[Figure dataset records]
....

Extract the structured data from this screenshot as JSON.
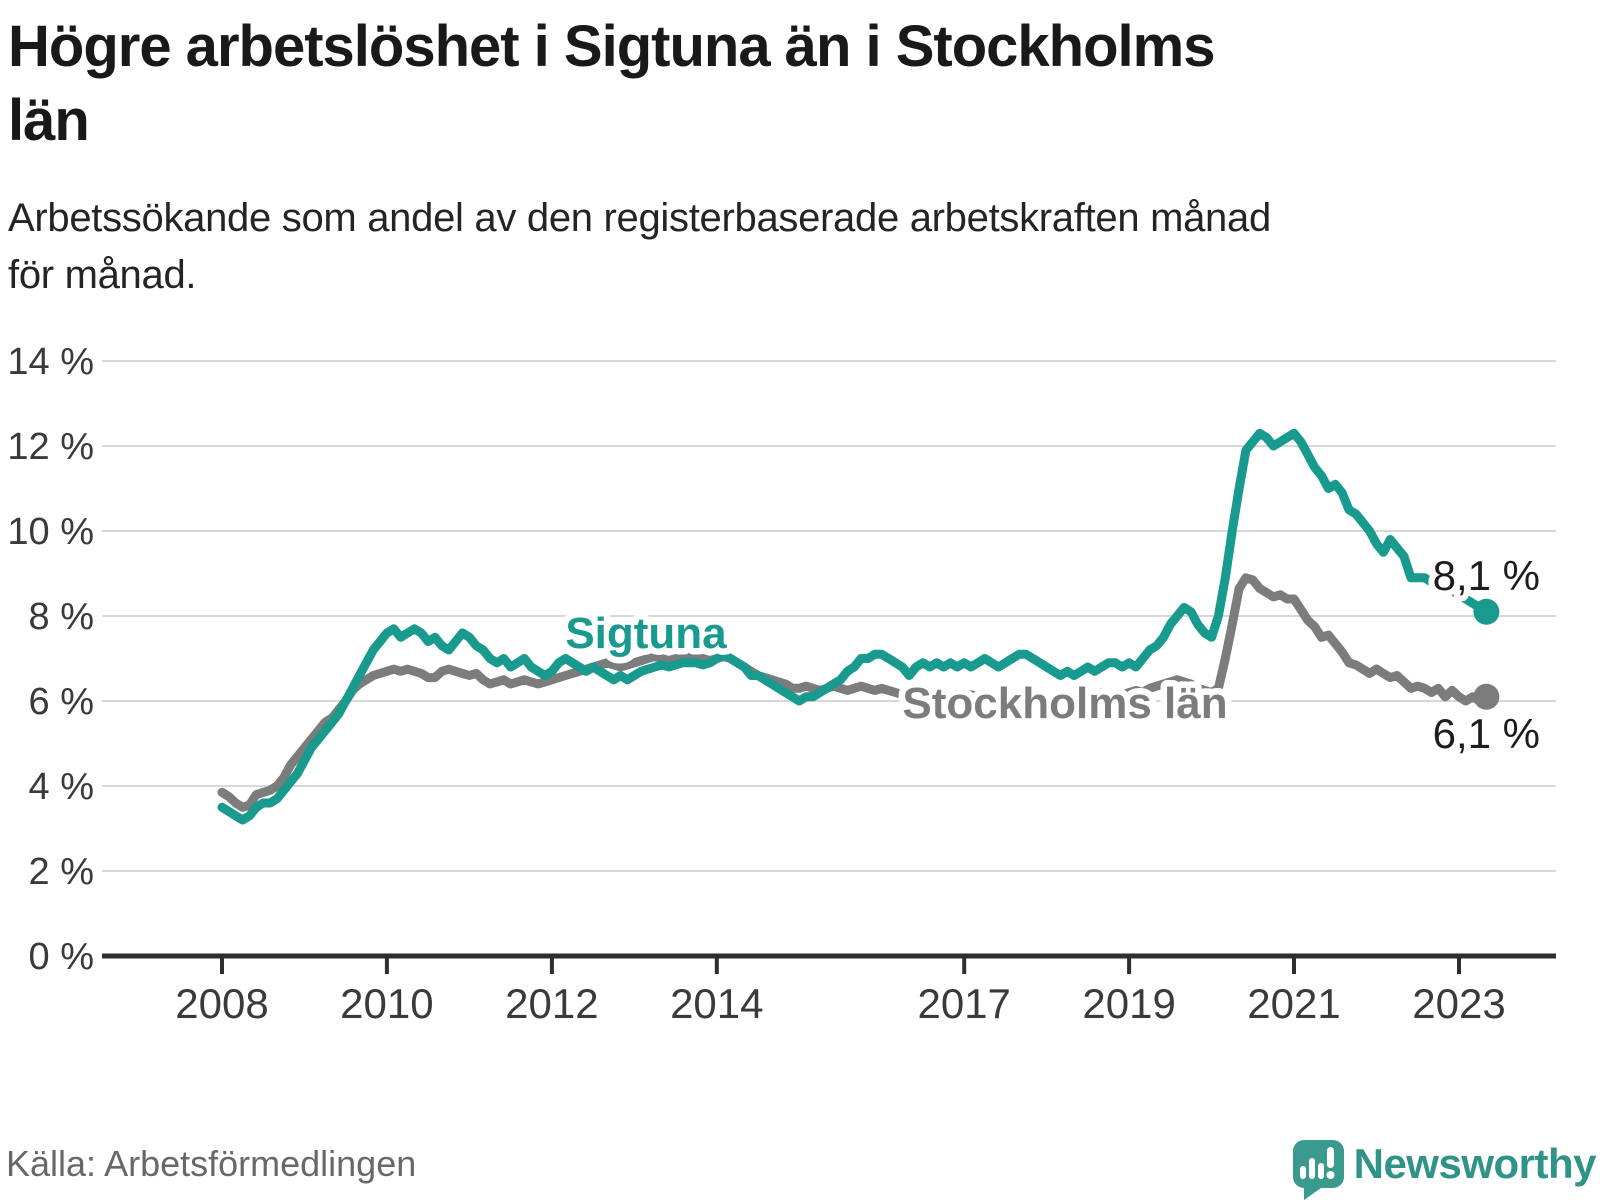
{
  "title_lines": [
    "Högre arbetslöshet i Sigtuna än i Stockholms",
    "län"
  ],
  "subtitle_lines": [
    "Arbetssökande som andel av den registerbaserade arbetskraften månad",
    "för månad."
  ],
  "source": "Källa: Arbetsförmedlingen",
  "branding": {
    "name": "Newsworthy",
    "logo_color": "#2f9388",
    "icon": "speech-bubble-bar-chart"
  },
  "colors": {
    "sigtuna": "#189a8e",
    "stockholm": "#7c7c7c",
    "grid": "#d8d8d8",
    "axis": "#2e2e2e",
    "title_text": "#191919",
    "axis_text": "#3a3a3a",
    "source_text": "#686868"
  },
  "chart_data": {
    "type": "line",
    "title": "Högre arbetslöshet i Sigtuna än i Stockholms län",
    "subtitle": "Arbetssökande som andel av den registerbaserade arbetskraften månad för månad.",
    "unit": "%",
    "frequency": "monthly",
    "x_start": "2008-01",
    "x_end": "2023-05",
    "ylim": [
      0,
      14
    ],
    "grid": true,
    "y_ticks": [
      "14 %",
      "12 %",
      "10 %",
      "8 %",
      "6 %",
      "4 %",
      "2 %",
      "0 %"
    ],
    "x_ticks": [
      2008,
      2010,
      2012,
      2014,
      2017,
      2019,
      2021,
      2023
    ],
    "series": [
      {
        "name": "Sigtuna",
        "color": "#189a8e",
        "end_label": "8,1 %",
        "end_value": 8.1,
        "values": [
          3.5,
          3.4,
          3.3,
          3.2,
          3.3,
          3.5,
          3.6,
          3.6,
          3.7,
          3.9,
          4.1,
          4.3,
          4.6,
          4.9,
          5.1,
          5.3,
          5.5,
          5.7,
          6.0,
          6.3,
          6.6,
          6.9,
          7.2,
          7.4,
          7.6,
          7.7,
          7.5,
          7.6,
          7.7,
          7.6,
          7.4,
          7.5,
          7.3,
          7.2,
          7.4,
          7.6,
          7.5,
          7.3,
          7.2,
          7.0,
          6.9,
          7.0,
          6.8,
          6.9,
          7.0,
          6.8,
          6.7,
          6.6,
          6.7,
          6.9,
          7.0,
          6.9,
          6.8,
          6.7,
          6.8,
          6.7,
          6.6,
          6.5,
          6.6,
          6.5,
          6.6,
          6.7,
          6.75,
          6.8,
          6.85,
          6.8,
          6.85,
          6.9,
          6.9,
          6.9,
          6.85,
          6.9,
          7.0,
          7.1,
          7.0,
          6.9,
          6.8,
          6.6,
          6.6,
          6.5,
          6.4,
          6.3,
          6.2,
          6.1,
          6.0,
          6.1,
          6.1,
          6.2,
          6.3,
          6.4,
          6.5,
          6.7,
          6.8,
          7.0,
          7.0,
          7.1,
          7.1,
          7.0,
          6.9,
          6.8,
          6.6,
          6.8,
          6.9,
          6.8,
          6.9,
          6.8,
          6.9,
          6.8,
          6.9,
          6.8,
          6.9,
          7.0,
          6.9,
          6.8,
          6.9,
          7.0,
          7.1,
          7.1,
          7.0,
          6.9,
          6.8,
          6.7,
          6.6,
          6.7,
          6.6,
          6.7,
          6.8,
          6.7,
          6.8,
          6.9,
          6.9,
          6.8,
          6.9,
          6.8,
          7.0,
          7.2,
          7.3,
          7.5,
          7.8,
          8.0,
          8.2,
          8.1,
          7.8,
          7.6,
          7.5,
          8.0,
          8.9,
          10.0,
          11.0,
          11.9,
          12.1,
          12.3,
          12.2,
          12.0,
          12.1,
          12.2,
          12.3,
          12.1,
          11.8,
          11.5,
          11.3,
          11.0,
          11.1,
          10.9,
          10.5,
          10.4,
          10.2,
          10.0,
          9.7,
          9.5,
          9.8,
          9.6,
          9.4,
          8.9,
          8.9,
          8.9,
          8.8,
          8.8,
          8.7,
          8.6,
          8.5,
          8.4,
          8.3,
          8.2,
          8.1
        ]
      },
      {
        "name": "Stockholms län",
        "color": "#7c7c7c",
        "end_label": "6,1 %",
        "end_value": 6.1,
        "values": [
          3.85,
          3.75,
          3.6,
          3.5,
          3.55,
          3.8,
          3.85,
          3.9,
          4.0,
          4.2,
          4.5,
          4.7,
          4.9,
          5.1,
          5.3,
          5.5,
          5.6,
          5.8,
          6.0,
          6.25,
          6.4,
          6.5,
          6.6,
          6.65,
          6.7,
          6.75,
          6.7,
          6.75,
          6.7,
          6.65,
          6.55,
          6.55,
          6.7,
          6.75,
          6.7,
          6.65,
          6.6,
          6.65,
          6.5,
          6.4,
          6.45,
          6.5,
          6.4,
          6.45,
          6.5,
          6.45,
          6.4,
          6.45,
          6.5,
          6.55,
          6.6,
          6.65,
          6.7,
          6.75,
          6.8,
          6.85,
          6.9,
          6.85,
          6.8,
          6.85,
          6.9,
          6.95,
          7.0,
          7.05,
          7.0,
          6.95,
          7.0,
          7.05,
          7.1,
          7.05,
          7.0,
          6.95,
          7.0,
          7.05,
          7.0,
          6.9,
          6.8,
          6.7,
          6.6,
          6.55,
          6.5,
          6.45,
          6.4,
          6.3,
          6.3,
          6.35,
          6.3,
          6.25,
          6.3,
          6.35,
          6.3,
          6.25,
          6.3,
          6.35,
          6.3,
          6.25,
          6.3,
          6.25,
          6.2,
          6.15,
          6.1,
          6.05,
          6.0,
          6.05,
          6.0,
          6.1,
          6.05,
          6.1,
          6.1,
          6.15,
          6.1,
          6.05,
          6.1,
          6.15,
          6.2,
          6.15,
          6.1,
          6.15,
          6.1,
          6.15,
          6.1,
          6.05,
          6.0,
          6.05,
          6.1,
          6.05,
          6.1,
          6.15,
          6.2,
          6.15,
          6.1,
          6.15,
          6.2,
          6.25,
          6.2,
          6.3,
          6.35,
          6.4,
          6.45,
          6.5,
          6.45,
          6.4,
          6.3,
          6.25,
          6.2,
          6.3,
          7.0,
          7.8,
          8.65,
          8.9,
          8.85,
          8.65,
          8.55,
          8.45,
          8.5,
          8.4,
          8.4,
          8.15,
          7.9,
          7.75,
          7.5,
          7.55,
          7.35,
          7.15,
          6.9,
          6.85,
          6.75,
          6.65,
          6.75,
          6.65,
          6.55,
          6.6,
          6.45,
          6.3,
          6.35,
          6.3,
          6.2,
          6.3,
          6.1,
          6.25,
          6.1,
          6.0,
          6.1,
          6.0,
          6.1
        ]
      }
    ]
  }
}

....

» Instructions for the task:
Return all of the entries word for word, but omit the pictures.

» The completed task:
Extract the structured data from this screenshot as JSON.
{
  "title_lines": [
    "Högre arbetslöshet i Sigtuna än i Stockholms",
    "län"
  ],
  "subtitle_lines": [
    "Arbetssökande som andel av den registerbaserade arbetskraften månad",
    "för månad."
  ],
  "source": "Källa: Arbetsförmedlingen",
  "branding": {
    "name": "Newsworthy",
    "logo_color": "#2f9388",
    "icon": "speech-bubble-bar-chart"
  },
  "colors": {
    "sigtuna": "#189a8e",
    "stockholm": "#7c7c7c",
    "grid": "#d8d8d8",
    "axis": "#2e2e2e",
    "title_text": "#191919",
    "axis_text": "#3a3a3a",
    "source_text": "#686868"
  },
  "chart_data": {
    "type": "line",
    "title": "Högre arbetslöshet i Sigtuna än i Stockholms län",
    "subtitle": "Arbetssökande som andel av den registerbaserade arbetskraften månad för månad.",
    "unit": "%",
    "frequency": "monthly",
    "x_start": "2008-01",
    "x_end": "2023-05",
    "ylim": [
      0,
      14
    ],
    "grid": true,
    "y_ticks": [
      "14 %",
      "12 %",
      "10 %",
      "8 %",
      "6 %",
      "4 %",
      "2 %",
      "0 %"
    ],
    "x_ticks": [
      2008,
      2010,
      2012,
      2014,
      2017,
      2019,
      2021,
      2023
    ],
    "series": [
      {
        "name": "Sigtuna",
        "color": "#189a8e",
        "end_label": "8,1 %",
        "end_value": 8.1,
        "values": [
          3.5,
          3.4,
          3.3,
          3.2,
          3.3,
          3.5,
          3.6,
          3.6,
          3.7,
          3.9,
          4.1,
          4.3,
          4.6,
          4.9,
          5.1,
          5.3,
          5.5,
          5.7,
          6.0,
          6.3,
          6.6,
          6.9,
          7.2,
          7.4,
          7.6,
          7.7,
          7.5,
          7.6,
          7.7,
          7.6,
          7.4,
          7.5,
          7.3,
          7.2,
          7.4,
          7.6,
          7.5,
          7.3,
          7.2,
          7.0,
          6.9,
          7.0,
          6.8,
          6.9,
          7.0,
          6.8,
          6.7,
          6.6,
          6.7,
          6.9,
          7.0,
          6.9,
          6.8,
          6.7,
          6.8,
          6.7,
          6.6,
          6.5,
          6.6,
          6.5,
          6.6,
          6.7,
          6.75,
          6.8,
          6.85,
          6.8,
          6.85,
          6.9,
          6.9,
          6.9,
          6.85,
          6.9,
          7.0,
          7.1,
          7.0,
          6.9,
          6.8,
          6.6,
          6.6,
          6.5,
          6.4,
          6.3,
          6.2,
          6.1,
          6.0,
          6.1,
          6.1,
          6.2,
          6.3,
          6.4,
          6.5,
          6.7,
          6.8,
          7.0,
          7.0,
          7.1,
          7.1,
          7.0,
          6.9,
          6.8,
          6.6,
          6.8,
          6.9,
          6.8,
          6.9,
          6.8,
          6.9,
          6.8,
          6.9,
          6.8,
          6.9,
          7.0,
          6.9,
          6.8,
          6.9,
          7.0,
          7.1,
          7.1,
          7.0,
          6.9,
          6.8,
          6.7,
          6.6,
          6.7,
          6.6,
          6.7,
          6.8,
          6.7,
          6.8,
          6.9,
          6.9,
          6.8,
          6.9,
          6.8,
          7.0,
          7.2,
          7.3,
          7.5,
          7.8,
          8.0,
          8.2,
          8.1,
          7.8,
          7.6,
          7.5,
          8.0,
          8.9,
          10.0,
          11.0,
          11.9,
          12.1,
          12.3,
          12.2,
          12.0,
          12.1,
          12.2,
          12.3,
          12.1,
          11.8,
          11.5,
          11.3,
          11.0,
          11.1,
          10.9,
          10.5,
          10.4,
          10.2,
          10.0,
          9.7,
          9.5,
          9.8,
          9.6,
          9.4,
          8.9,
          8.9,
          8.9,
          8.8,
          8.8,
          8.7,
          8.6,
          8.5,
          8.4,
          8.3,
          8.2,
          8.1
        ]
      },
      {
        "name": "Stockholms län",
        "color": "#7c7c7c",
        "end_label": "6,1 %",
        "end_value": 6.1,
        "values": [
          3.85,
          3.75,
          3.6,
          3.5,
          3.55,
          3.8,
          3.85,
          3.9,
          4.0,
          4.2,
          4.5,
          4.7,
          4.9,
          5.1,
          5.3,
          5.5,
          5.6,
          5.8,
          6.0,
          6.25,
          6.4,
          6.5,
          6.6,
          6.65,
          6.7,
          6.75,
          6.7,
          6.75,
          6.7,
          6.65,
          6.55,
          6.55,
          6.7,
          6.75,
          6.7,
          6.65,
          6.6,
          6.65,
          6.5,
          6.4,
          6.45,
          6.5,
          6.4,
          6.45,
          6.5,
          6.45,
          6.4,
          6.45,
          6.5,
          6.55,
          6.6,
          6.65,
          6.7,
          6.75,
          6.8,
          6.85,
          6.9,
          6.85,
          6.8,
          6.85,
          6.9,
          6.95,
          7.0,
          7.05,
          7.0,
          6.95,
          7.0,
          7.05,
          7.1,
          7.05,
          7.0,
          6.95,
          7.0,
          7.05,
          7.0,
          6.9,
          6.8,
          6.7,
          6.6,
          6.55,
          6.5,
          6.45,
          6.4,
          6.3,
          6.3,
          6.35,
          6.3,
          6.25,
          6.3,
          6.35,
          6.3,
          6.25,
          6.3,
          6.35,
          6.3,
          6.25,
          6.3,
          6.25,
          6.2,
          6.15,
          6.1,
          6.05,
          6.0,
          6.05,
          6.0,
          6.1,
          6.05,
          6.1,
          6.1,
          6.15,
          6.1,
          6.05,
          6.1,
          6.15,
          6.2,
          6.15,
          6.1,
          6.15,
          6.1,
          6.15,
          6.1,
          6.05,
          6.0,
          6.05,
          6.1,
          6.05,
          6.1,
          6.15,
          6.2,
          6.15,
          6.1,
          6.15,
          6.2,
          6.25,
          6.2,
          6.3,
          6.35,
          6.4,
          6.45,
          6.5,
          6.45,
          6.4,
          6.3,
          6.25,
          6.2,
          6.3,
          7.0,
          7.8,
          8.65,
          8.9,
          8.85,
          8.65,
          8.55,
          8.45,
          8.5,
          8.4,
          8.4,
          8.15,
          7.9,
          7.75,
          7.5,
          7.55,
          7.35,
          7.15,
          6.9,
          6.85,
          6.75,
          6.65,
          6.75,
          6.65,
          6.55,
          6.6,
          6.45,
          6.3,
          6.35,
          6.3,
          6.2,
          6.3,
          6.1,
          6.25,
          6.1,
          6.0,
          6.1,
          6.0,
          6.1
        ]
      }
    ]
  }
}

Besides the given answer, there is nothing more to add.